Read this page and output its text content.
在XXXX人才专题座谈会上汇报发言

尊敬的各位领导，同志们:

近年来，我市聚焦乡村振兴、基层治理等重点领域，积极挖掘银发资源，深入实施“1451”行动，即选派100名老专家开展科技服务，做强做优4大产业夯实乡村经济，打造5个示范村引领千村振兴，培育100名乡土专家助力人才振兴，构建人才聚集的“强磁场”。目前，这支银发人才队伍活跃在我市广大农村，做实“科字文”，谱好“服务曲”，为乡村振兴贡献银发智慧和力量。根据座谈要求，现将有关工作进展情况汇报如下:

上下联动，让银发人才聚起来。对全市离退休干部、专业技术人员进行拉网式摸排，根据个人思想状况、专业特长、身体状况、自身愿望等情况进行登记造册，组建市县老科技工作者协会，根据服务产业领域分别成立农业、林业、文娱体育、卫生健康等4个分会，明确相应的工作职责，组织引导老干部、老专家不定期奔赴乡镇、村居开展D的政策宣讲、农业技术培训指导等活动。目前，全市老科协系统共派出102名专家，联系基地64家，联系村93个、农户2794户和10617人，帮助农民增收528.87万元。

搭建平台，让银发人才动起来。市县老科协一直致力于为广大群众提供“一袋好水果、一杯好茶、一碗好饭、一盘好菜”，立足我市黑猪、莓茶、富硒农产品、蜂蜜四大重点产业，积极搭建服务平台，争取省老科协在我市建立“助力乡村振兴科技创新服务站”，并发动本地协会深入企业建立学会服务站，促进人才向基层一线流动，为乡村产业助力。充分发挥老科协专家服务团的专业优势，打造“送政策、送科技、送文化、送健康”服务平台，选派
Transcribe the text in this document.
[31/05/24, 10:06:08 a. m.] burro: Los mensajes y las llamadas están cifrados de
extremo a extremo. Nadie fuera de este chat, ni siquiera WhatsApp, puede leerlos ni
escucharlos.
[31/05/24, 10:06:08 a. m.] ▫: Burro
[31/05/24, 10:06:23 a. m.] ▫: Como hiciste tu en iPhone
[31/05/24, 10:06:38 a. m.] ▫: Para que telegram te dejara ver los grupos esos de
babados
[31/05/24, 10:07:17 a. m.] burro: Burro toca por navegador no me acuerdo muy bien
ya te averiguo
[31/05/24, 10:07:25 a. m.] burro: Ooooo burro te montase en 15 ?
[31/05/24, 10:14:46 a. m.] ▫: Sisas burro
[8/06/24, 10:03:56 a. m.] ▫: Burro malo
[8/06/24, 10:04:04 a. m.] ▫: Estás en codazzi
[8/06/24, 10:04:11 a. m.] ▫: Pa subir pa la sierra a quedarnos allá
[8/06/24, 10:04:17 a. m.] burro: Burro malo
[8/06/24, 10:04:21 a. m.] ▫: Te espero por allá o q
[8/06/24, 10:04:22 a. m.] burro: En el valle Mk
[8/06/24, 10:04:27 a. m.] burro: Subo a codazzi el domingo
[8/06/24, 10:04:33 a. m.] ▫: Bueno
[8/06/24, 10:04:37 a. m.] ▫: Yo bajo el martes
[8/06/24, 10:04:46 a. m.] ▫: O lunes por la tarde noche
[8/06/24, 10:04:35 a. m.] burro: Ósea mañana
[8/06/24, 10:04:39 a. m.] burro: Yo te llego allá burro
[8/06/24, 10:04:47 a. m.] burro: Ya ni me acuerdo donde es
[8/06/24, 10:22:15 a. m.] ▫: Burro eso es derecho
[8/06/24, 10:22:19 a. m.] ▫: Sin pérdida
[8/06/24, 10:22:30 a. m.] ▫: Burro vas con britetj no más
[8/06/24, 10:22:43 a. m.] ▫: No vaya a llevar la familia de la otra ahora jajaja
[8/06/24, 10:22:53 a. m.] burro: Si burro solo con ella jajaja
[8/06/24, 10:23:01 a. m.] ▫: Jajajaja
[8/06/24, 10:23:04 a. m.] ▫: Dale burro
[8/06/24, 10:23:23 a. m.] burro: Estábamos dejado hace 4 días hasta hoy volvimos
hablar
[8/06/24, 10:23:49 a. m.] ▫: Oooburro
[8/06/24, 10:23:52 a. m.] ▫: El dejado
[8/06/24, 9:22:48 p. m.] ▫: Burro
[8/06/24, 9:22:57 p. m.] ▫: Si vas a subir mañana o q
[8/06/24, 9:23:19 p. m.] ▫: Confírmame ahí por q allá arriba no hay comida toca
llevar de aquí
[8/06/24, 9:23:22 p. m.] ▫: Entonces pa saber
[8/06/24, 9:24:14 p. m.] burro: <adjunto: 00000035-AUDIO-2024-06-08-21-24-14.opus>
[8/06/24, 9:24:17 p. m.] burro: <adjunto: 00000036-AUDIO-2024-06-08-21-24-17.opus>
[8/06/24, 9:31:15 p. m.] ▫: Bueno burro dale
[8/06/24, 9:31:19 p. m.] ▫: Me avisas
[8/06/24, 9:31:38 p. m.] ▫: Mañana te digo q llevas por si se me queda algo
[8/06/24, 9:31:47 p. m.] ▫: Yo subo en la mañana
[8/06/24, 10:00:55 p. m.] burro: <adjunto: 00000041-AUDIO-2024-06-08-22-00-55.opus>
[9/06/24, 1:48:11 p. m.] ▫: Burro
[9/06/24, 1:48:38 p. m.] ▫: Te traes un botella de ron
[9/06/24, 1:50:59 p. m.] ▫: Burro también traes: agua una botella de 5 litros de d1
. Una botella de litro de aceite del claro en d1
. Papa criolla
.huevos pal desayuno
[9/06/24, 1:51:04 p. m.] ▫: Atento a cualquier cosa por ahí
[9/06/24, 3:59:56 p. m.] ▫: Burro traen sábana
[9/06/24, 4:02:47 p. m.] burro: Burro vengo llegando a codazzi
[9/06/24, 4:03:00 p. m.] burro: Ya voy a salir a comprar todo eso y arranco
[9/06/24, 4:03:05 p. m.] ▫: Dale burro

STATED PROBLEM:
Return each line of the data that contains the string "this".

FINAL ANSWER:
Read this page and output its text content.
Transcribe the text in this document.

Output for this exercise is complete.